Items from a data source:

══════

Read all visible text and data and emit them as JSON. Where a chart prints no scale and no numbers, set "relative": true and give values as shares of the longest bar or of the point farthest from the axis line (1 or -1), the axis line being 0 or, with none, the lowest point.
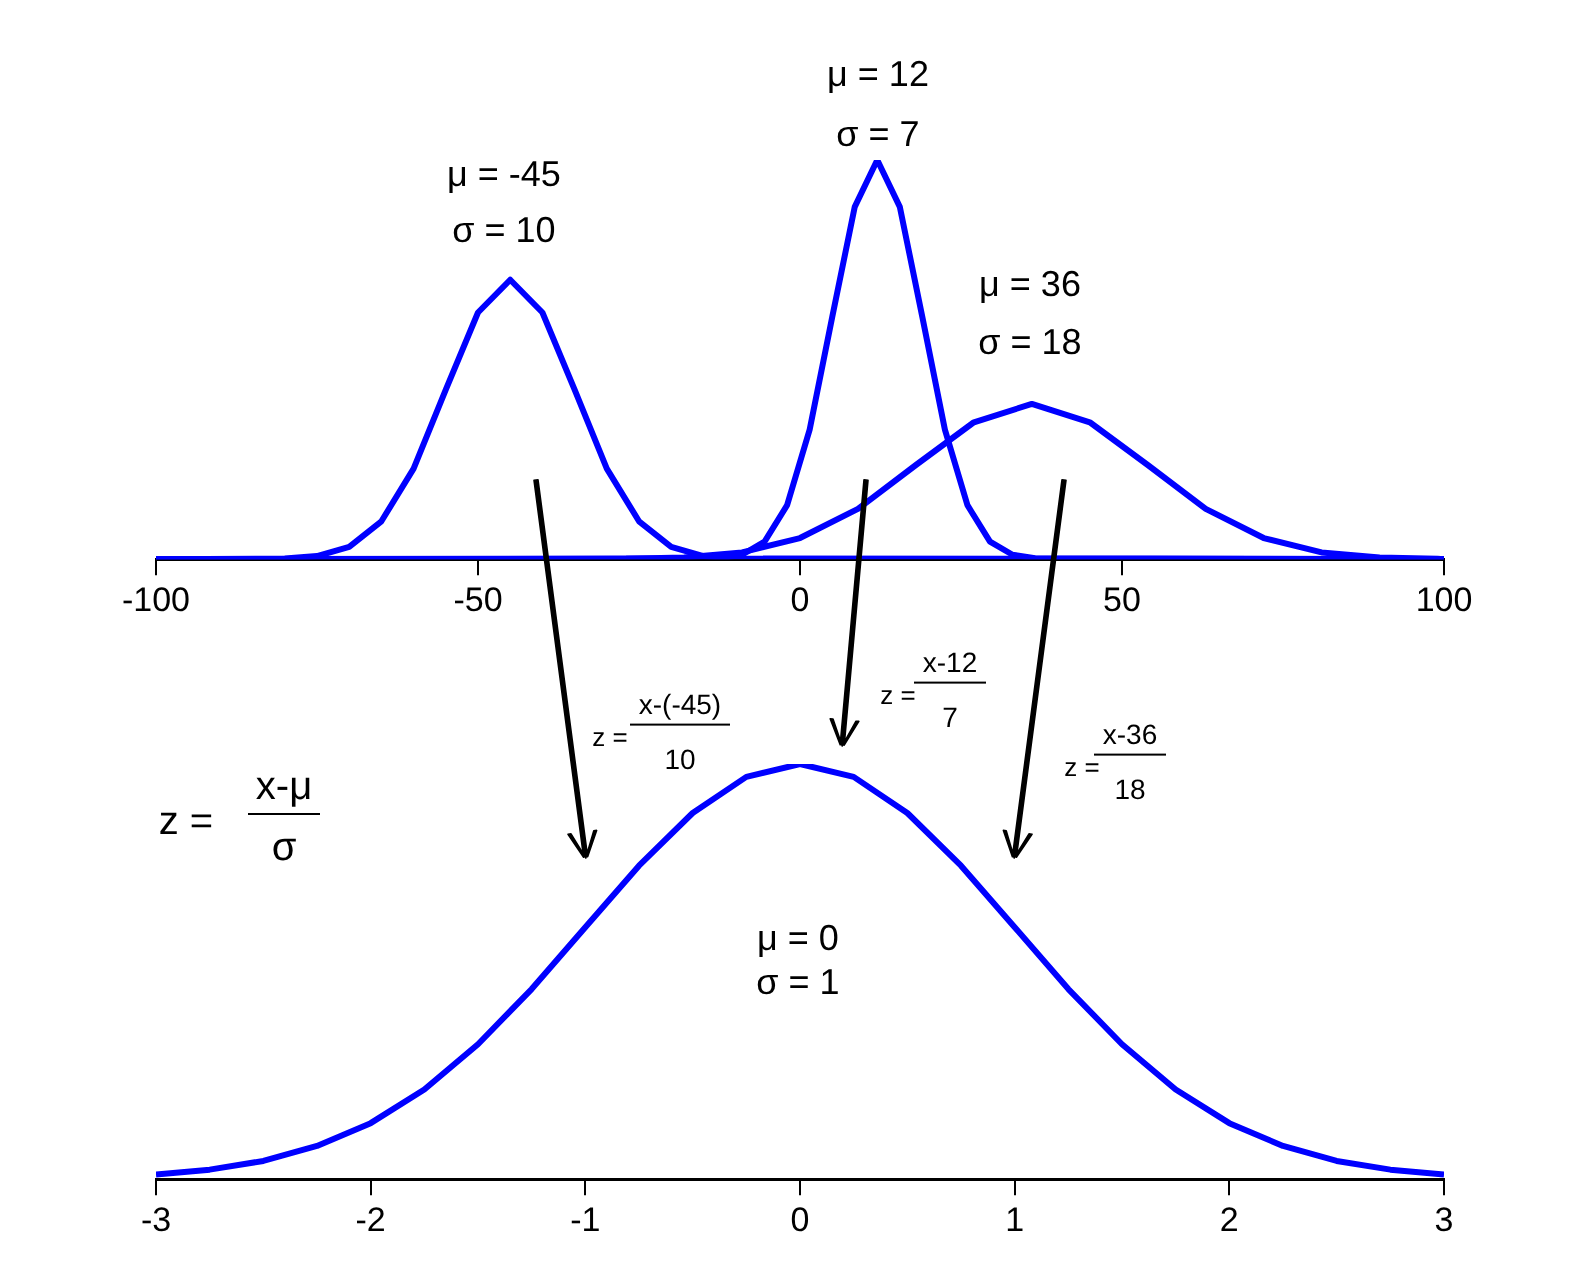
{
  "chart_data": [
    {
      "type": "line",
      "relative": true,
      "marker": "none",
      "xlim": [
        -100,
        100
      ],
      "xticks": [
        -100,
        -50,
        0,
        50,
        100
      ],
      "series": [
        {
          "color": "#0000ff",
          "x": [
            -100,
            -80,
            -75,
            -70,
            -65,
            -60,
            -55,
            -50,
            -45,
            -40,
            -35,
            -30,
            -25,
            -20,
            -15,
            -10,
            100
          ],
          "values": [
            0,
            0.0015,
            0.0078,
            0.031,
            0.095,
            0.227,
            0.425,
            0.618,
            0.7,
            0.618,
            0.425,
            0.227,
            0.095,
            0.031,
            0.0078,
            0.0015,
            0
          ]
        },
        {
          "color": "#0000ff",
          "x": [
            -100,
            -12.5,
            -9,
            -5.5,
            -2,
            1.5,
            5,
            8.5,
            12,
            15.5,
            19,
            22.5,
            26,
            29.5,
            33,
            36.5,
            100
          ],
          "values": [
            0,
            0.0022,
            0.0111,
            0.0439,
            0.1353,
            0.3247,
            0.6065,
            0.8825,
            1,
            0.8825,
            0.6065,
            0.3247,
            0.1353,
            0.0439,
            0.0111,
            0.0022,
            0
          ]
        },
        {
          "color": "#0000ff",
          "x": [
            -100,
            -27,
            -18,
            -9,
            0,
            9,
            18,
            27,
            36,
            45,
            54,
            63,
            72,
            81,
            90,
            99,
            100
          ],
          "values": [
            0,
            0.0009,
            0.0043,
            0.017,
            0.053,
            0.126,
            0.236,
            0.343,
            0.389,
            0.343,
            0.236,
            0.126,
            0.053,
            0.017,
            0.0043,
            0.0009,
            0
          ]
        }
      ],
      "annotations": [
        "μ = -45",
        "σ = 10",
        "μ = 12",
        "σ = 7",
        "μ = 36",
        "σ = 18"
      ]
    },
    {
      "type": "line",
      "relative": true,
      "marker": "none",
      "xlim": [
        -3,
        3
      ],
      "xticks": [
        -3,
        -2,
        -1,
        0,
        1,
        2,
        3
      ],
      "series": [
        {
          "color": "#0000ff",
          "x": [
            -3,
            -2.75,
            -2.5,
            -2.25,
            -2,
            -1.75,
            -1.5,
            -1.25,
            -1,
            -0.75,
            -0.5,
            -0.25,
            0,
            0.25,
            0.5,
            0.75,
            1,
            1.25,
            1.5,
            1.75,
            2,
            2.25,
            2.5,
            2.75,
            3
          ],
          "values": [
            0.011,
            0.023,
            0.044,
            0.08,
            0.135,
            0.216,
            0.325,
            0.458,
            0.607,
            0.755,
            0.882,
            0.969,
            1,
            0.969,
            0.882,
            0.755,
            0.607,
            0.458,
            0.325,
            0.216,
            0.135,
            0.08,
            0.044,
            0.023,
            0.011
          ]
        }
      ],
      "annotations": [
        "z =",
        "x-μ",
        "σ",
        "z =",
        "x-(-45)",
        "10",
        "z =",
        "x-12",
        "7",
        "z =",
        "x-36",
        "18",
        "μ = 0",
        "σ = 1"
      ]
    }
  ]
}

══════

_What to produce_
Copy the records above exactly, leaving out every picture.

_Result below_
Read all visible text and data and emit them as JSON. Where a chart prints no scale and no numbers, set "relative": true and give values as shares of the longest bar or of the point farthest from the axis line (1 or -1), the axis line being 0 or, with none, the lowest point.
{
  "chart_data": [
    {
      "type": "line",
      "relative": true,
      "marker": "none",
      "xlim": [
        -100,
        100
      ],
      "xticks": [
        -100,
        -50,
        0,
        50,
        100
      ],
      "series": [
        {
          "color": "#0000ff",
          "x": [
            -100,
            -80,
            -75,
            -70,
            -65,
            -60,
            -55,
            -50,
            -45,
            -40,
            -35,
            -30,
            -25,
            -20,
            -15,
            -10,
            100
          ],
          "values": [
            0,
            0.0015,
            0.0078,
            0.031,
            0.095,
            0.227,
            0.425,
            0.618,
            0.7,
            0.618,
            0.425,
            0.227,
            0.095,
            0.031,
            0.0078,
            0.0015,
            0
          ]
        },
        {
          "color": "#0000ff",
          "x": [
            -100,
            -12.5,
            -9,
            -5.5,
            -2,
            1.5,
            5,
            8.5,
            12,
            15.5,
            19,
            22.5,
            26,
            29.5,
            33,
            36.5,
            100
          ],
          "values": [
            0,
            0.0022,
            0.0111,
            0.0439,
            0.1353,
            0.3247,
            0.6065,
            0.8825,
            1,
            0.8825,
            0.6065,
            0.3247,
            0.1353,
            0.0439,
            0.0111,
            0.0022,
            0
          ]
        },
        {
          "color": "#0000ff",
          "x": [
            -100,
            -27,
            -18,
            -9,
            0,
            9,
            18,
            27,
            36,
            45,
            54,
            63,
            72,
            81,
            90,
            99,
            100
          ],
          "values": [
            0,
            0.0009,
            0.0043,
            0.017,
            0.053,
            0.126,
            0.236,
            0.343,
            0.389,
            0.343,
            0.236,
            0.126,
            0.053,
            0.017,
            0.0043,
            0.0009,
            0
          ]
        }
      ],
      "annotations": [
        "μ = -45",
        "σ = 10",
        "μ = 12",
        "σ = 7",
        "μ = 36",
        "σ = 18"
      ]
    },
    {
      "type": "line",
      "relative": true,
      "marker": "none",
      "xlim": [
        -3,
        3
      ],
      "xticks": [
        -3,
        -2,
        -1,
        0,
        1,
        2,
        3
      ],
      "series": [
        {
          "color": "#0000ff",
          "x": [
            -3,
            -2.75,
            -2.5,
            -2.25,
            -2,
            -1.75,
            -1.5,
            -1.25,
            -1,
            -0.75,
            -0.5,
            -0.25,
            0,
            0.25,
            0.5,
            0.75,
            1,
            1.25,
            1.5,
            1.75,
            2,
            2.25,
            2.5,
            2.75,
            3
          ],
          "values": [
            0.011,
            0.023,
            0.044,
            0.08,
            0.135,
            0.216,
            0.325,
            0.458,
            0.607,
            0.755,
            0.882,
            0.969,
            1,
            0.969,
            0.882,
            0.755,
            0.607,
            0.458,
            0.325,
            0.216,
            0.135,
            0.08,
            0.044,
            0.023,
            0.011
          ]
        }
      ],
      "annotations": [
        "z =",
        "x-μ",
        "σ",
        "z =",
        "x-(-45)",
        "10",
        "z =",
        "x-12",
        "7",
        "z =",
        "x-36",
        "18",
        "μ = 0",
        "σ = 1"
      ]
    }
  ]
}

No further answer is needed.